Identify the lines that contain the word "annotation" and copy each one.

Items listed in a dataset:
▶

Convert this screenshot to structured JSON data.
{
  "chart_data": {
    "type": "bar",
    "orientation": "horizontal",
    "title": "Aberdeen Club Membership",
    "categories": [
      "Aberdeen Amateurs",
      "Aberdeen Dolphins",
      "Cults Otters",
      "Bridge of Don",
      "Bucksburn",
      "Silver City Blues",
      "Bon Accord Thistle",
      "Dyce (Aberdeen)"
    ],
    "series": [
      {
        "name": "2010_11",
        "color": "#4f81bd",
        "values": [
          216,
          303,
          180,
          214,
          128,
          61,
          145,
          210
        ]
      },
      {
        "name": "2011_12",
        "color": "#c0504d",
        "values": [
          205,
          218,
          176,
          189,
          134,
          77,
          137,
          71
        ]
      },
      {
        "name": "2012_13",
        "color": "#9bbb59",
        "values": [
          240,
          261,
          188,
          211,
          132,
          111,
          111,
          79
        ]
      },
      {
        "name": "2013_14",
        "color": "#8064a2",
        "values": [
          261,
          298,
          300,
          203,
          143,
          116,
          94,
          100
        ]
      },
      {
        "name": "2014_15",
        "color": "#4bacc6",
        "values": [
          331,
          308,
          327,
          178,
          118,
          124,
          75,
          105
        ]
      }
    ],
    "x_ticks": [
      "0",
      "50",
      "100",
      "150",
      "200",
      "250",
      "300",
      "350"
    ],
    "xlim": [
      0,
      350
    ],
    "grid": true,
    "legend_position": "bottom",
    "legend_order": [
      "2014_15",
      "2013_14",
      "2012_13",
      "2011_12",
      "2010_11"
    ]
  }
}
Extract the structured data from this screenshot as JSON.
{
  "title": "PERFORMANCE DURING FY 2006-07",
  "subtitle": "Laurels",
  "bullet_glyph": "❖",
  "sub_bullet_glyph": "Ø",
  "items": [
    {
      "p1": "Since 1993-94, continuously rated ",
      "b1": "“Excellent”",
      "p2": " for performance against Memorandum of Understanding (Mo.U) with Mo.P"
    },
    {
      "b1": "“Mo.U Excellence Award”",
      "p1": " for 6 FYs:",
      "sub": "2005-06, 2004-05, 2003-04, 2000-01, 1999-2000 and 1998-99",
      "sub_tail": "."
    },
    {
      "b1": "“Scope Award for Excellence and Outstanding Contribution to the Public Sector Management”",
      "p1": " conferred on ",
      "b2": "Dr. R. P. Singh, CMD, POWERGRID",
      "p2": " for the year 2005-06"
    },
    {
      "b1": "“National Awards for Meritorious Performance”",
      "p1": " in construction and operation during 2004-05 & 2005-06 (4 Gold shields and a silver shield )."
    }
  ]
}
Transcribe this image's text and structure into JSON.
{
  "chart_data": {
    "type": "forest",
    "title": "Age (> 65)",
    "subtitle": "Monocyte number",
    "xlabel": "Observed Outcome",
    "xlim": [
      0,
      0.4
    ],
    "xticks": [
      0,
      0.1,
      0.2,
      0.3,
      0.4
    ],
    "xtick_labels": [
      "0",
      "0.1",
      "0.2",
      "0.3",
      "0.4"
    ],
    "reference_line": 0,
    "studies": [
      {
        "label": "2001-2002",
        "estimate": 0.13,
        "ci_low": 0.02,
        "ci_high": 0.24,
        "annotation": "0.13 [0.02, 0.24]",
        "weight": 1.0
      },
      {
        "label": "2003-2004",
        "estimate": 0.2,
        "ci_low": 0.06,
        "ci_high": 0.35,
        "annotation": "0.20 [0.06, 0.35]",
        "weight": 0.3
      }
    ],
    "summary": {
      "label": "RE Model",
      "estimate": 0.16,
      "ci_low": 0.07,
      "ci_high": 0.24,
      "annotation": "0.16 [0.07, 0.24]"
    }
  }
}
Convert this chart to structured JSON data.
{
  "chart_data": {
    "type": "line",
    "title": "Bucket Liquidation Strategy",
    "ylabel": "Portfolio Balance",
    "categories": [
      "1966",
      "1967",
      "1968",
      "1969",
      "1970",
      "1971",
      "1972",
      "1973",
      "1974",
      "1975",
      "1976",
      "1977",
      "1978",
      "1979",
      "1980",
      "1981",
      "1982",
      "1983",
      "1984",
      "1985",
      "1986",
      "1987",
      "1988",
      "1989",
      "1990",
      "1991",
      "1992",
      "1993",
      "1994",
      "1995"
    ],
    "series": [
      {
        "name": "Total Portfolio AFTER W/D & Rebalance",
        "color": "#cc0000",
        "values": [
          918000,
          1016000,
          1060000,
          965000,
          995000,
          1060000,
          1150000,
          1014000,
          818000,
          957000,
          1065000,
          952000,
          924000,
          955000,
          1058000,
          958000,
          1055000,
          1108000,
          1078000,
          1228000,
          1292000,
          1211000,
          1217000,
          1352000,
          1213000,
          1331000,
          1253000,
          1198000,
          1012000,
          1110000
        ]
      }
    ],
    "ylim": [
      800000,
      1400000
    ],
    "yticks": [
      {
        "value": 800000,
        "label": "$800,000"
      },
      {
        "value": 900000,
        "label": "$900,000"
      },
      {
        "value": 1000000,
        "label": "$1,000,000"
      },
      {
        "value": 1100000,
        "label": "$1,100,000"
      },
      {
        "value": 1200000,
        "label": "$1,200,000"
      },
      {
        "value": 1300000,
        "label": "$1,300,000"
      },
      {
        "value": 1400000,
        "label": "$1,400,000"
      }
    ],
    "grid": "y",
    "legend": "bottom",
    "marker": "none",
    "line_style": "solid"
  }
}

◀

## Exercise result
        "annotation": "0.13 [0.02, 0.24]",
        "annotation": "0.20 [0.06, 0.35]",
      "annotation": "0.16 [0.07, 0.24]"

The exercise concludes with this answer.